» SUPPLIED RECORDS
********

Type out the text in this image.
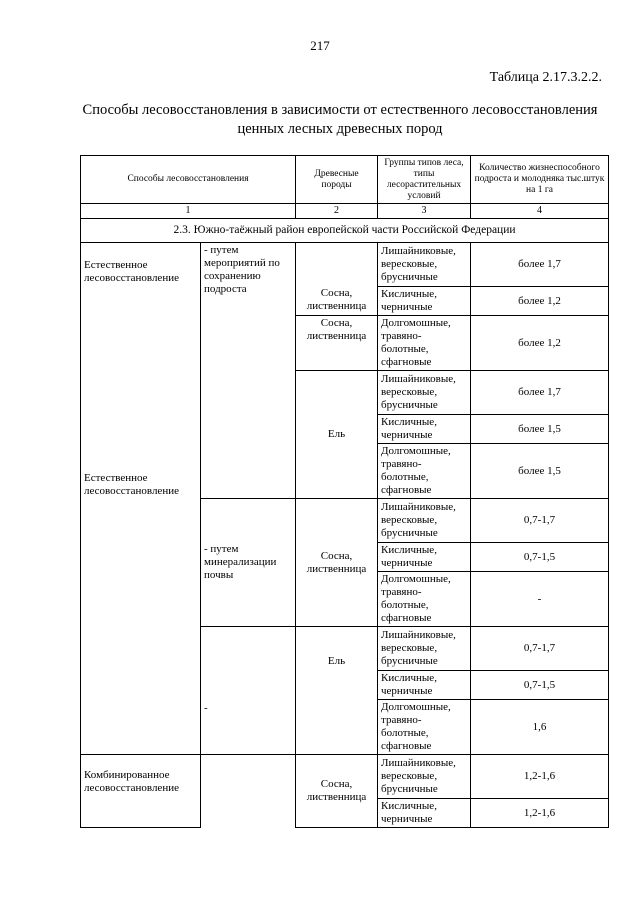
217
Таблица 2.17.3.2.2.
Способы лесовосстановления в зависимости от естественного лесовосстановления ценных лесных древесных пород
Способы лесовосстановления		Древесные породы	Группы типов леса, типы лесорастительных условий	Количество жизнеспособного подроста и молодняка тыс.штук на 1 га
1		2	3	4
2.3. Южно-таёжный район европейской части Российской Федерации				
Естественное лесовосстановление	- путем мероприятий по сохранению подроста	Сосна, лиственница	Лишайниковые, вересковые, брусничные	более 1,7
			Кисличные, черничные	более 1,2
		Сосна, лиственница	Долгомошные, травяно-болотные, сфагновые	более 1,2
		Ель	Лишайниковые, вересковые, брусничные	более 1,7
			Кисличные, черничные	более 1,5
Естественное лесовосстановление			Долгомошные, травяно-болотные, сфагновые	более 1,5
	- путем минерализации почвы	Сосна, лиственница	Лишайниковые, вересковые, брусничные	0,7-1,7
			Кисличные, черничные	0,7-1,5
			Долгомошные, травяно-болотные, сфагновые	-
	-	Ель	Лишайниковые, вересковые, брусничные	0,7-1,7
			Кисличные, черничные	0,7-1,5
			Долгомошные, травяно-болотные, сфагновые	1,6
Комбинированное лесовосстановление		Сосна, лиственница	Лишайниковые, вересковые, брусничные	1,2-1,6
			Кисличные, черничные	1,2-1,6
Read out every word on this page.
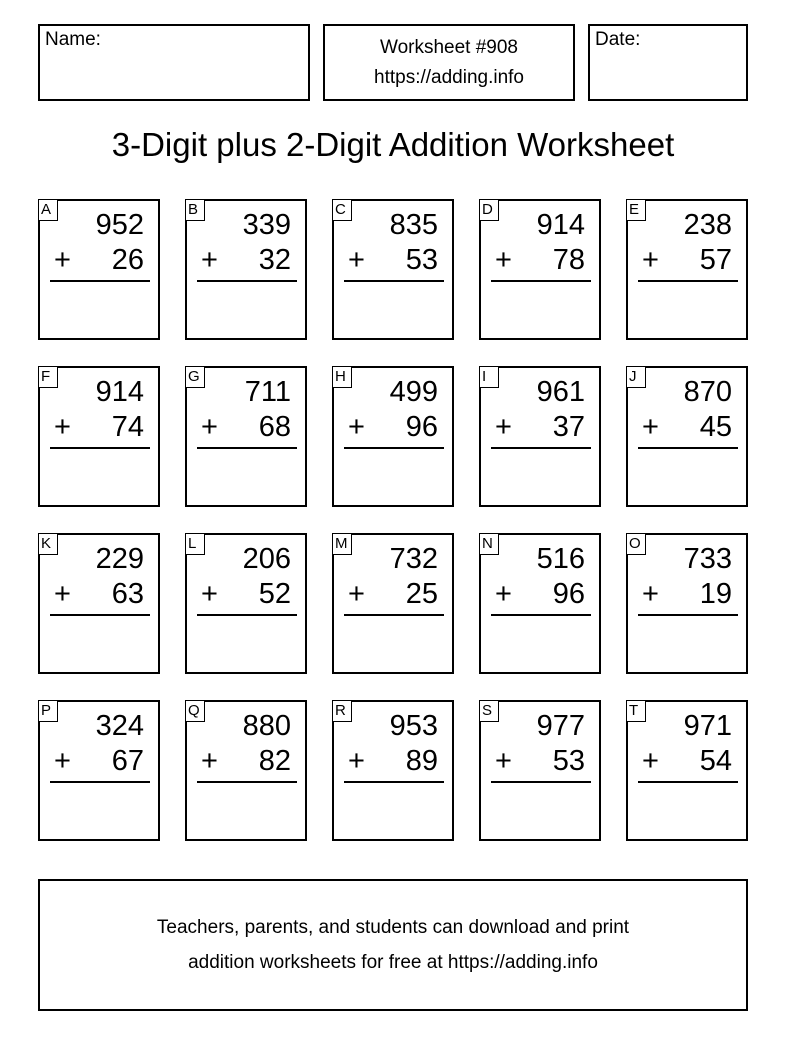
Name:	Worksheet #908
https://adding.info
Date:
3-Digit plus 2-Digit Addition Worksheet
A 952
+ 26
B 339
+ 32
C 835
+ 53
D 914
+ 78
E 238
+ 57
F 914
+ 74
G 711
+ 68
H 499
+ 96
I	961
+ 37
J	870
+ 45
K 229
+ 63
L 206
+ 52
M 732
+ 25
N 516
+ 96
O 733
+ 19
P 324
+ 67
Q 880
+ 82
R 953
+ 89
S 977
+ 53
T 971
+ 54
Teachers, parents, and students can download and print
addition worksheets for free at https://adding.info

********

» PROBLEM TO WORK ON
Every line should be retyped exactly, with the pictures omitted.

» ANSWER FOR THIS EXERCISE
Type out the text in this image.
217
Таблица 2.17.3.2.2.
Способы лесовосстановления в зависимости от естественного лесовосстановления ценных лесных древесных пород
Способы лесовосстановления		Древесные породы	Группы типов леса, типы лесорастительных условий	Количество жизнеспособного подроста и молодняка тыс.штук на 1 га
1		2	3	4
2.3. Южно-таёжный район европейской части Российской Федерации				
Естественное лесовосстановление	- путем мероприятий по сохранению подроста	Сосна, лиственница	Лишайниковые, вересковые, брусничные	более 1,7
			Кисличные, черничные	более 1,2
		Сосна, лиственница	Долгомошные, травяно-болотные, сфагновые	более 1,2
		Ель	Лишайниковые, вересковые, брусничные	более 1,7
			Кисличные, черничные	более 1,5
Естественное лесовосстановление			Долгомошные, травяно-болотные, сфагновые	более 1,5
	- путем минерализации почвы	Сосна, лиственница	Лишайниковые, вересковые, брусничные	0,7-1,7
			Кисличные, черничные	0,7-1,5
			Долгомошные, травяно-болотные, сфагновые	-
	-	Ель	Лишайниковые, вересковые, брусничные	0,7-1,7
			Кисличные, черничные	0,7-1,5
			Долгомошные, травяно-болотные, сфагновые	1,6
Комбинированное лесовосстановление		Сосна, лиственница	Лишайниковые, вересковые, брусничные	1,2-1,6
			Кисличные, черничные	1,2-1,6
Read out every word on this page.
Name:	Worksheet #908
https://adding.info
Date:
3-Digit plus 2-Digit Addition Worksheet
A 952
+ 26
B 339
+ 32
C 835
+ 53
D 914
+ 78
E 238
+ 57
F 914
+ 74
G 711
+ 68
H 499
+ 96
I	961
+ 37
J	870
+ 45
K 229
+ 63
L 206
+ 52
M 732
+ 25
N 516
+ 96
O 733
+ 19
P 324
+ 67
Q 880
+ 82
R 953
+ 89
S 977
+ 53
T 971
+ 54
Teachers, parents, and students can download and print
addition worksheets for free at https://adding.info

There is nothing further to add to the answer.